= To be done =
**a.** From the Batman comics article below, list the members of Batman, Incorporated that it says deserve some narrative resolution.
**b.** Check each statement against the Batman comics article below and answer yes or no, quoting the deciding words: (i) Jason and Bruce were found to be working together to stop Leviathan about a year into the reboot. (ii) Talia has been portrayed as a character who would never commit murder. (iii) Batman has indicated that he feels something is off with Talia.
**c.** According to the Batman comics article below, which issue contains the Future Damian story?

= Reading text =
────

Even if The Heretic is no more than an advanced clone, we still know almost nothing about who he is. Hopefully, we will find out more about this mysterious figure before the series concludes.

#6 – When did Bruce Wayne and Jason Todd make up?

Since Jason's revival, the Red Hood has opposed Batman in one form or another at every corner and in every encounter, but about a year into the reboot, we discovered that Jason and Bruce were working together once more to stop Leviathan. Bruce and Jason setting aside their differences to serve a greater good is a huge stepping stone for both of them, and it is criminal to leave this moment shrouded and unseen. Fans deserve to know how these two took their first steps towards restoring the father/son bond.

#5 – What will happen to Batman, Incorporated?

This is one mystery we can be assured will have an answer for this is the stated purpose the recently annouced Batman, Incorporated Special #1. It's a good thing too because though many of the members of Batman, Incorporated never really got their moment in the spotlight, we grew attached to some. Knight, Batwing and even Bat Cow deserve some narrative resolution.

#4 – What is going on with Talia?

There is no doubt about it: Talia has been acting weird. She has never been a character above murder, but never before has she been portrayed as so brutal, vicious, and bloodthirsty as she has been in Batman, Inc.

There certainly are many possibilities as to why she is actong strangely. She could be possessed. She could be a clone. She could be a possessed clone...

I could come up with a nearly infinite amount of comic book style twists that might be in store for Taila in these last couple issues, but maybe Talia is truly as evil as she currently appears or some non-supernatural event has precipitated this change in Talia's behavior. Still, Batman has made it clear in earlier issues that he feels something is off with her, and if Batman's guts tell him something is wrong, well...I wouldn't want to bet against Bruce.

#3 - What was the point of the Future Damian story? (Batman, Incorporated #5)

────

= Supplied information =
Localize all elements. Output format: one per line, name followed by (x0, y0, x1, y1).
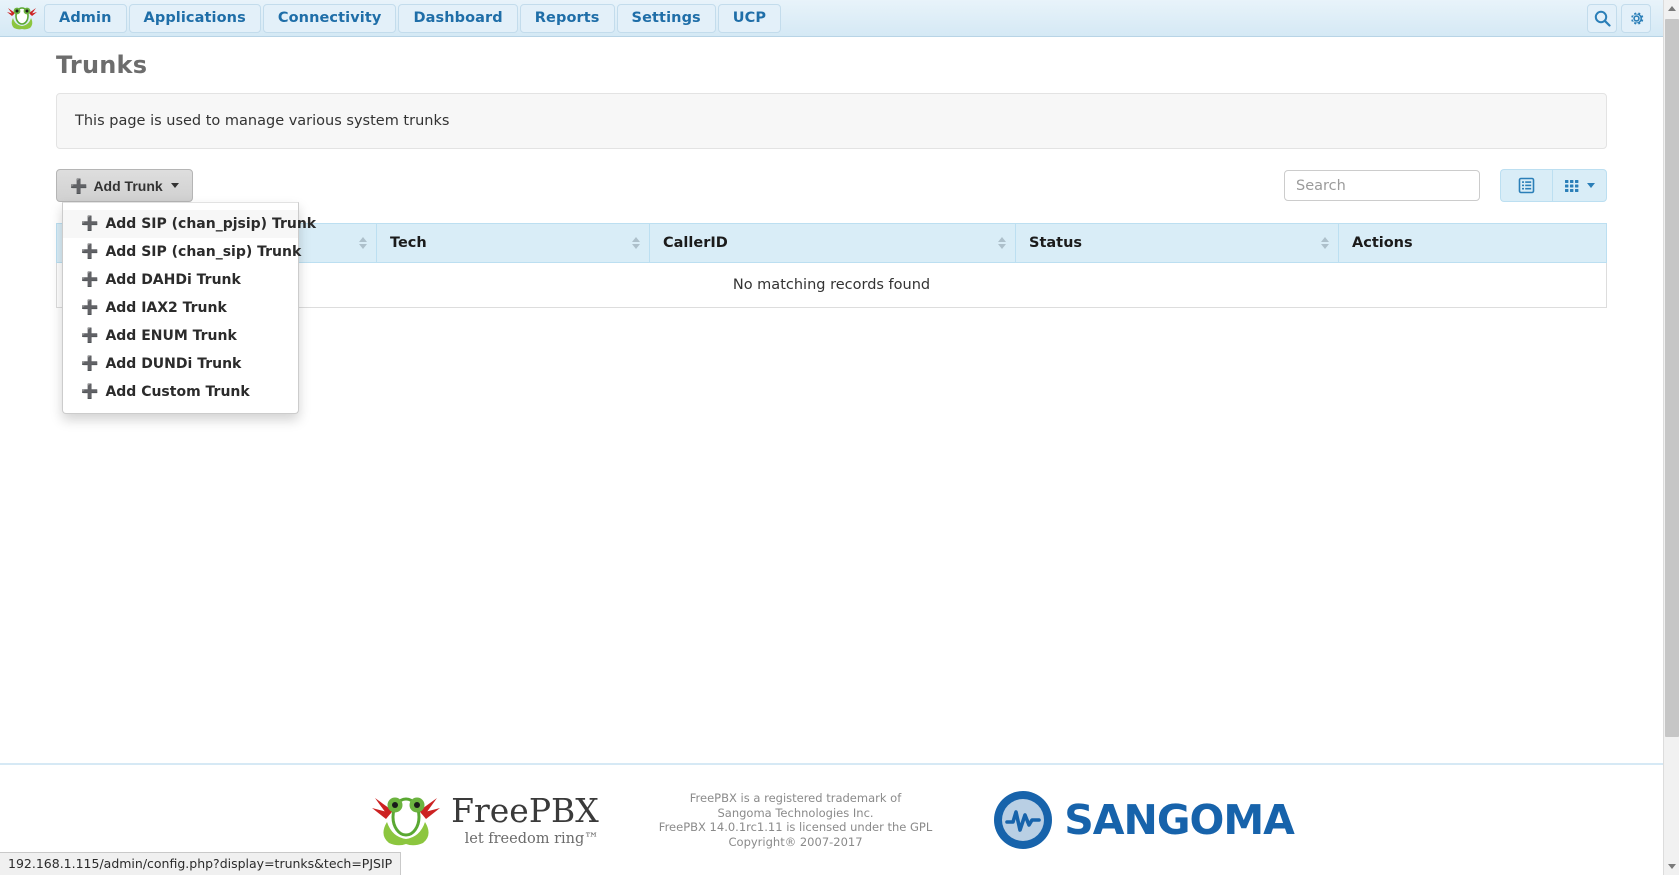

────

= Problem solutions =
**a.** Knight, Batwing, Bat Cow

**b.**
(i) Yes: "about a year into the reboot, we discovered that Jason and Bruce were working together once more to stop Leviathan"
(ii) No: "She has never been a character above murder"
(iii) Yes: "Batman has made it clear in earlier issues that he feels something is off with her"

**c.** Batman, Incorporated #5